## start Passage provided
Well,' exclaimed a fashionably ambitious young lady one day to a gentleman who was attending her on a visit to Miss Tyler, if I were Miss Tyler, I'd blaze my bellehood out as long as my father was President, and make the most devoted lover in christendom bide my beck in the crowd.'

The fair Virginian had no such ambition, and thereby proved herself worthy of the manly heart that has won her.

Mr. ROBERT TYLER, the eldest son of the President, is a young man of brilliant genius. As a poet, in high-wrought and vivid imagery, he resembles Shelley, whose likeness he personally resembles; and as an orator, there is not a speaker of his years in our country who has made a greater impression than he made in two extemporaneous efforts before the Irish Association. Bold, eloquent, and manly, he dashes into his subject with his whole soul, while comprehensiveness, energy, and point characterize every thing he says. Certain persons, forgetting the decencies of life, have abused and calumniated Mr. Robert Tyler in the most gross and libellous manner. It is therefore due to him to say, that a kinder son, a more devoted husband and father, or a firmer friend, those who know him have never known. Magnanimous and chivalrous, he throws no veil over either his actions or opinions; and his frank and high bearing wins the regard of all those who come in personal contact with him, however much they may have been before prejudiced against him.
## end Passage provided
-- Set exercise 1 --
In the passage about Robert Tyler, list the qualities that it says characterize everything he says.
-- Set exercise 2 --
Quote the passage about Robert Tyler from "Well,' exclaimed a" through "has won her.".
-- Set exercise 3 --
Write what comes next in the passage about Robert Tyler, picking up after its last sentence.
## start Listed records
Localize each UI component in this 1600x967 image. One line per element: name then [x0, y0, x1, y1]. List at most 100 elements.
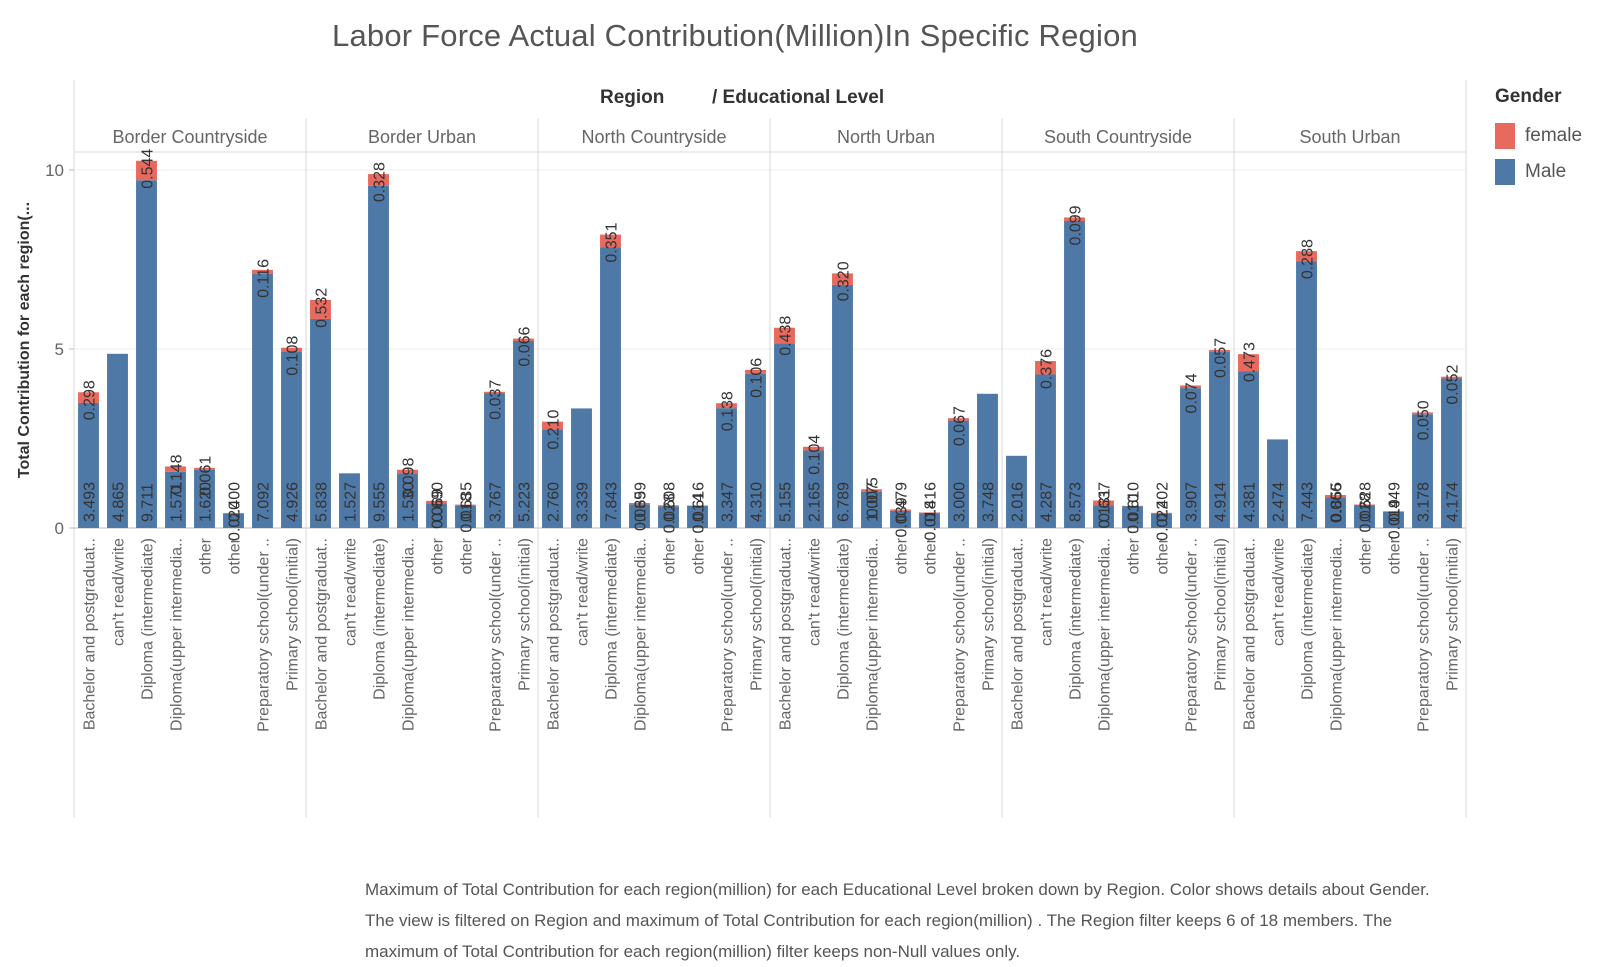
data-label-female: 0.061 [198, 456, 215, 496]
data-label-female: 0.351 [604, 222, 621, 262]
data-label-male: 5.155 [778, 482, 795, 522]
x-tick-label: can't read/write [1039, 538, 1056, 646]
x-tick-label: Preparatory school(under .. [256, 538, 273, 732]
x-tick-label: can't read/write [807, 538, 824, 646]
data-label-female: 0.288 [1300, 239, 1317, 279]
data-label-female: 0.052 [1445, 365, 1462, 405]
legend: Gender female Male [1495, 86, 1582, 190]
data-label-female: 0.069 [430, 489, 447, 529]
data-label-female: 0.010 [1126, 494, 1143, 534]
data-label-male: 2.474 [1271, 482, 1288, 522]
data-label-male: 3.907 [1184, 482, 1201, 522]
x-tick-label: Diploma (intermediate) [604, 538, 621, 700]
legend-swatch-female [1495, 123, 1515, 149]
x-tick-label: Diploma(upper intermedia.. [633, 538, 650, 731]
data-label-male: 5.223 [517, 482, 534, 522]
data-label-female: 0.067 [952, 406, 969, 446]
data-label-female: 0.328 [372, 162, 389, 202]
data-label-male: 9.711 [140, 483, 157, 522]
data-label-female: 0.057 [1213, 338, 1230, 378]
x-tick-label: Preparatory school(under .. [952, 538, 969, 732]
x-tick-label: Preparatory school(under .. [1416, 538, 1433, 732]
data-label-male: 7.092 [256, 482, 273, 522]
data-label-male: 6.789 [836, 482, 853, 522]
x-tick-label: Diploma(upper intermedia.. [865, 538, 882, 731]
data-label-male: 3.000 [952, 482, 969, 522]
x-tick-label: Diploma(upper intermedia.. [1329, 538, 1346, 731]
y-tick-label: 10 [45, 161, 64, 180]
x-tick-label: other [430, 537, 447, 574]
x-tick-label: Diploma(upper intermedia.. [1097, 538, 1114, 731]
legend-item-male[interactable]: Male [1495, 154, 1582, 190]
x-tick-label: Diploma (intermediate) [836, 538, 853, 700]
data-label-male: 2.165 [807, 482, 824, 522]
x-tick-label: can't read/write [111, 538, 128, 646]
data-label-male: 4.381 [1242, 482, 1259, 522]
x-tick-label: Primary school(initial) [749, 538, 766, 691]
## end Listed records
-- Written reply 1 --
- comprehensiveness
- energy
- point

-- Written reply 2 --
Well,' exclaimed a fashionably ambitious young lady one day to a gentleman who was attending her on a visit to Miss Tyler, if I were Miss Tyler, I'd blaze my bellehood out as long as my father was President, and make the most devoted lover in christendom bide my beck in the crowd.'

The fair Virginian had no such ambition, and thereby proved herself worthy of the manly heart that has won her.

-- Written reply 3 --
The lady of Mr. Robert Tyler does the honors of the White House. She is the grand-daughter of the late Major Fairlie, of New-York, a soldier of the revolution, and a distinguished citizen, who was well known to many of the oldest inhabitants of that city. Her mother was a celebrated belle, whom our present minister to Spain, Washington Irving, remembers vividly as his friend, and one of the most brilliant women of the day; a fair and witty and most worthy lady, who might well have inspired the author of the 'Sketch Book' with those exalted perceptions of female character which glow so brilliantly in his portraits of the sex.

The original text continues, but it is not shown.